## Written request:
Filter this data down to the lines that hold "lock", and copy them.

Data records:
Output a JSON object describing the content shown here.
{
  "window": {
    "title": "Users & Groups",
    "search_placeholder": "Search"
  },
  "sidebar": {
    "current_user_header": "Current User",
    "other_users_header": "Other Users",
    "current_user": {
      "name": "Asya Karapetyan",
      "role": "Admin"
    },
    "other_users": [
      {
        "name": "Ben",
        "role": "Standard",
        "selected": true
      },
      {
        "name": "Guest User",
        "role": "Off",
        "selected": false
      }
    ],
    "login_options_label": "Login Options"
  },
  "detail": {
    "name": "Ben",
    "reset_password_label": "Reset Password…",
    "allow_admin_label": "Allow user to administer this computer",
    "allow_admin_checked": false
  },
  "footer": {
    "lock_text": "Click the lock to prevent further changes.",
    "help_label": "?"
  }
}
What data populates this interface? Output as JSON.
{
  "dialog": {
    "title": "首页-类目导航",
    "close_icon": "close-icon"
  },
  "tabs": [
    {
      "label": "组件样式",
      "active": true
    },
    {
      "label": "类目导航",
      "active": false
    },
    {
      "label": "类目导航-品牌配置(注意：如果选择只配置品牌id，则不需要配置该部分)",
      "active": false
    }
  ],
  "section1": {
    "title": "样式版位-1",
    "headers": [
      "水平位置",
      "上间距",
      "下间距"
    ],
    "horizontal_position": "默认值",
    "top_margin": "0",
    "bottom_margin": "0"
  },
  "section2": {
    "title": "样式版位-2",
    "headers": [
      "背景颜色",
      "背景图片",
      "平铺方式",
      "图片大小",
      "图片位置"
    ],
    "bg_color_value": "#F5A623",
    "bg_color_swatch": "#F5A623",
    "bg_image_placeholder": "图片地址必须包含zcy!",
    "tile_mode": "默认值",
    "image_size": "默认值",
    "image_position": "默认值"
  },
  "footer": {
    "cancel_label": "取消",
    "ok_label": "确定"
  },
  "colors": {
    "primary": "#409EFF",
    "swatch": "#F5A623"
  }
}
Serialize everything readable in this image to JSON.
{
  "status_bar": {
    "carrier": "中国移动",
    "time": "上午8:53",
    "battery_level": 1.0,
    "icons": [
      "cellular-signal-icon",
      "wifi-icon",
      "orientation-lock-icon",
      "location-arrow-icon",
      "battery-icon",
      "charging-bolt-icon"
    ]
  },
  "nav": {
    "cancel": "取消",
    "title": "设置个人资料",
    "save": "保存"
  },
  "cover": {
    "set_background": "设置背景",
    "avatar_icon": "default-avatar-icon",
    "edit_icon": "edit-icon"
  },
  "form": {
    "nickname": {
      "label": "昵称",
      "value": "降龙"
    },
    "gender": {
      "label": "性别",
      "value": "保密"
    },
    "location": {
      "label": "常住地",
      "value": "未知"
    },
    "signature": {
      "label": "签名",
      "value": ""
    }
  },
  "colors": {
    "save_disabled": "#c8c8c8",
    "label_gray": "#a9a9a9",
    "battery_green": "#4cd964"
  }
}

## Exercise result:
    "lock_text": "Click the lock to prevent further changes.",
      "orientation-lock-icon",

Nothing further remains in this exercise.